» **What to do**:
Could every line of the data be printed exactly as it reads?

----- Data listing -----

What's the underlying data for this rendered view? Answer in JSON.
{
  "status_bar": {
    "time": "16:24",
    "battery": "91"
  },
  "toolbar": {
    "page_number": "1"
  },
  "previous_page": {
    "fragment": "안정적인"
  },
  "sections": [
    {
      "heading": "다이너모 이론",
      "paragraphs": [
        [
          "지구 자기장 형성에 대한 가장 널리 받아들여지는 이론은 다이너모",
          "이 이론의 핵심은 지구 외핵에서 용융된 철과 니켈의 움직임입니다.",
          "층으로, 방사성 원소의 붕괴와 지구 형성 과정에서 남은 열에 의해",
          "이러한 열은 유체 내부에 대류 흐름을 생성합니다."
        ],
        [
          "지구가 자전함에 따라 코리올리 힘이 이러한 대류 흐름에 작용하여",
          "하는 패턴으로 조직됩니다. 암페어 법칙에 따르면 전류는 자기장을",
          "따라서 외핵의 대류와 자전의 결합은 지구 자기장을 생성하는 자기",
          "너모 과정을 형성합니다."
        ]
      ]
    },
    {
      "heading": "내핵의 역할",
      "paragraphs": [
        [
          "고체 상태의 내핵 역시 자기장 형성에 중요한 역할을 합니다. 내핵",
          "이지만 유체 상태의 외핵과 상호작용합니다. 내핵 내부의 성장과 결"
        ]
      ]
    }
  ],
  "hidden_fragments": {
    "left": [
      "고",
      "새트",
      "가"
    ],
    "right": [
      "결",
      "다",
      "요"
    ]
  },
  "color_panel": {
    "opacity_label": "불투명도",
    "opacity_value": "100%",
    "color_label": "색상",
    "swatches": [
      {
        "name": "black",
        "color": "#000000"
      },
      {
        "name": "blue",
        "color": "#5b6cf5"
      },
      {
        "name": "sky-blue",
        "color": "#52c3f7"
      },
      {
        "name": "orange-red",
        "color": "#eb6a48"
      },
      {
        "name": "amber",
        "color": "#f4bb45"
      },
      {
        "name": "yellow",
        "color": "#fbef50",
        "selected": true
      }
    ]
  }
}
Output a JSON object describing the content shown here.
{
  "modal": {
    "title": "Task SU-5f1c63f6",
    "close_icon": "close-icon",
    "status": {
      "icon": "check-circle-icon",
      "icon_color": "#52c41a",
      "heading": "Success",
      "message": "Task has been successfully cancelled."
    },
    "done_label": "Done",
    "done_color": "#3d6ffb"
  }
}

-----

» **Expected answer**:
What's the underlying data for this rendered view? Answer in JSON.
{
  "status_bar": {
    "time": "16:24",
    "battery": "91"
  },
  "toolbar": {
    "page_number": "1"
  },
  "previous_page": {
    "fragment": "안정적인"
  },
  "sections": [
    {
      "heading": "다이너모 이론",
      "paragraphs": [
        [
          "지구 자기장 형성에 대한 가장 널리 받아들여지는 이론은 다이너모",
          "이 이론의 핵심은 지구 외핵에서 용융된 철과 니켈의 움직임입니다.",
          "층으로, 방사성 원소의 붕괴와 지구 형성 과정에서 남은 열에 의해",
          "이러한 열은 유체 내부에 대류 흐름을 생성합니다."
        ],
        [
          "지구가 자전함에 따라 코리올리 힘이 이러한 대류 흐름에 작용하여",
          "하는 패턴으로 조직됩니다. 암페어 법칙에 따르면 전류는 자기장을",
          "따라서 외핵의 대류와 자전의 결합은 지구 자기장을 생성하는 자기",
          "너모 과정을 형성합니다."
        ]
      ]
    },
    {
      "heading": "내핵의 역할",
      "paragraphs": [
        [
          "고체 상태의 내핵 역시 자기장 형성에 중요한 역할을 합니다. 내핵",
          "이지만 유체 상태의 외핵과 상호작용합니다. 내핵 내부의 성장과 결"
        ]
      ]
    }
  ],
  "hidden_fragments": {
    "left": [
      "고",
      "새트",
      "가"
    ],
    "right": [
      "결",
      "다",
      "요"
    ]
  },
  "color_panel": {
    "opacity_label": "불투명도",
    "opacity_value": "100%",
    "color_label": "색상",
    "swatches": [
      {
        "name": "black",
        "color": "#000000"
      },
      {
        "name": "blue",
        "color": "#5b6cf5"
      },
      {
        "name": "sky-blue",
        "color": "#52c3f7"
      },
      {
        "name": "orange-red",
        "color": "#eb6a48"
      },
      {
        "name": "amber",
        "color": "#f4bb45"
      },
      {
        "name": "yellow",
        "color": "#fbef50",
        "selected": true
      }
    ]
  }
}
Output a JSON object describing the content shown here.
{
  "modal": {
    "title": "Task SU-5f1c63f6",
    "close_icon": "close-icon",
    "status": {
      "icon": "check-circle-icon",
      "icon_color": "#52c41a",
      "heading": "Success",
      "message": "Task has been successfully cancelled."
    },
    "done_label": "Done",
    "done_color": "#3d6ffb"
  }
}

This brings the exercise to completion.